## start Entries shown

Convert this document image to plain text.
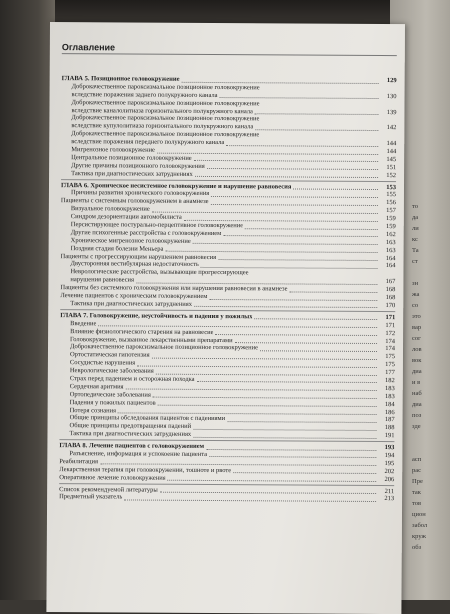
то
да
ли
кс
Та
ст
зн
жа
со
это
вар
сог
лов
вок
диа
и в
наб
диа
поз
зде
асп
рас
Пре
так
тов
цион
забол
круж
обз
Оглавление
ГЛАВА 5. Позиционное головокружение	129
Доброкачественное пароксизмальное позиционное головокружение
вследствие поражения заднего полукружного канала	130
Доброкачественное пароксизмальное позиционное головокружение
вследствие каналолитиаза горизонтального полукружного канала	139
Доброкачественное пароксизмальное позиционное головокружение
вследствие купулолитиаза горизонтального полукружного канала	142
Доброкачественное пароксизмальное позиционное головокружение
вследствие поражения переднего полукружного канала	144
Мигренозное головокружение	144
Центральное позиционное головокружение	145
Другие причины позиционного головокружения	151
Тактика при диагностических затруднениях	152
ГЛАВА 6. Хроническое несистемное головокружение и нарушение равновесия	153
Причины развития хронического головокружения	155
Пациенты с системным головокружением в анамнезе	156
Визуальное головокружение	157
Синдром дезориентации автомобилиста	159
Персистирующее постурально-перцептивное головокружение	159
Другие психогенные расстройства с головокружением	162
Хроническое мигренозное головокружение	163
Поздняя стадия болезни Меньера	163
Пациенты с прогрессирующим нарушением равновесия	164
Двусторонняя вестибулярная недостаточность	164
Неврологические расстройства, вызывающие прогрессирующее
нарушения равновесия	167
Пациенты без системного головокружения или нарушения равновесия в анамнезе	168
Лечение пациентов с хроническим головокружением	168
Тактика при диагностических затруднениях	170
ГЛАВА 7. Головокружение, неустойчивость и падения у пожилых	171
Введение	171
Влияние физиологического старения на равновесие	172
Головокружение, вызванное лекарственными препаратами	174
Доброкачественное пароксизмальное позиционное головокружение	174
Ортостатическая гипотензия	175
Сосудистые нарушения	175
Неврологические заболевания	177
Страх перед падением и осторожная походка	182
Сердечная аритмия	183
Ортопедические заболевания	183
Падения у пожилых пациентов	184
Потеря сознания	186
Общие принципы обследования пациентов с падениями	187
Общие принципы предотвращения падений	188
Тактика при диагностических затруднениях	191
ГЛАВА 8. Лечение пациентов с головокружением	193
Разъяснение, информация и успокоение пациента	194
Реабилитация	195
Лекарственная терапия при головокружении, тошноте и рвоте	202
Оперативное лечение головокружения	206
Список рекомендуемой литературы	211
Предметный указатель	213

## end Entries shown

Copy out the listing exactly as it stands, but not the pictures.

■ **In response**:
Convert this document image to plain text.
то
да
ли
кс
Та
ст
зн
жа
со
это
вар
сог
лов
вок
диа
и в
наб
диа
поз
зде
асп
рас
Пре
так
тов
цион
забол
круж
обз
Оглавление
ГЛАВА 5. Позиционное головокружение	129
Доброкачественное пароксизмальное позиционное головокружение
вследствие поражения заднего полукружного канала	130
Доброкачественное пароксизмальное позиционное головокружение
вследствие каналолитиаза горизонтального полукружного канала	139
Доброкачественное пароксизмальное позиционное головокружение
вследствие купулолитиаза горизонтального полукружного канала	142
Доброкачественное пароксизмальное позиционное головокружение
вследствие поражения переднего полукружного канала	144
Мигренозное головокружение	144
Центральное позиционное головокружение	145
Другие причины позиционного головокружения	151
Тактика при диагностических затруднениях	152
ГЛАВА 6. Хроническое несистемное головокружение и нарушение равновесия	153
Причины развития хронического головокружения	155
Пациенты с системным головокружением в анамнезе	156
Визуальное головокружение	157
Синдром дезориентации автомобилиста	159
Персистирующее постурально-перцептивное головокружение	159
Другие психогенные расстройства с головокружением	162
Хроническое мигренозное головокружение	163
Поздняя стадия болезни Меньера	163
Пациенты с прогрессирующим нарушением равновесия	164
Двусторонняя вестибулярная недостаточность	164
Неврологические расстройства, вызывающие прогрессирующее
нарушения равновесия	167
Пациенты без системного головокружения или нарушения равновесия в анамнезе	168
Лечение пациентов с хроническим головокружением	168
Тактика при диагностических затруднениях	170
ГЛАВА 7. Головокружение, неустойчивость и падения у пожилых	171
Введение	171
Влияние физиологического старения на равновесие	172
Головокружение, вызванное лекарственными препаратами	174
Доброкачественное пароксизмальное позиционное головокружение	174
Ортостатическая гипотензия	175
Сосудистые нарушения	175
Неврологические заболевания	177
Страх перед падением и осторожная походка	182
Сердечная аритмия	183
Ортопедические заболевания	183
Падения у пожилых пациентов	184
Потеря сознания	186
Общие принципы обследования пациентов с падениями	187
Общие принципы предотвращения падений	188
Тактика при диагностических затруднениях	191
ГЛАВА 8. Лечение пациентов с головокружением	193
Разъяснение, информация и успокоение пациента	194
Реабилитация	195
Лекарственная терапия при головокружении, тошноте и рвоте	202
Оперативное лечение головокружения	206
Список рекомендуемой литературы	211
Предметный указатель	213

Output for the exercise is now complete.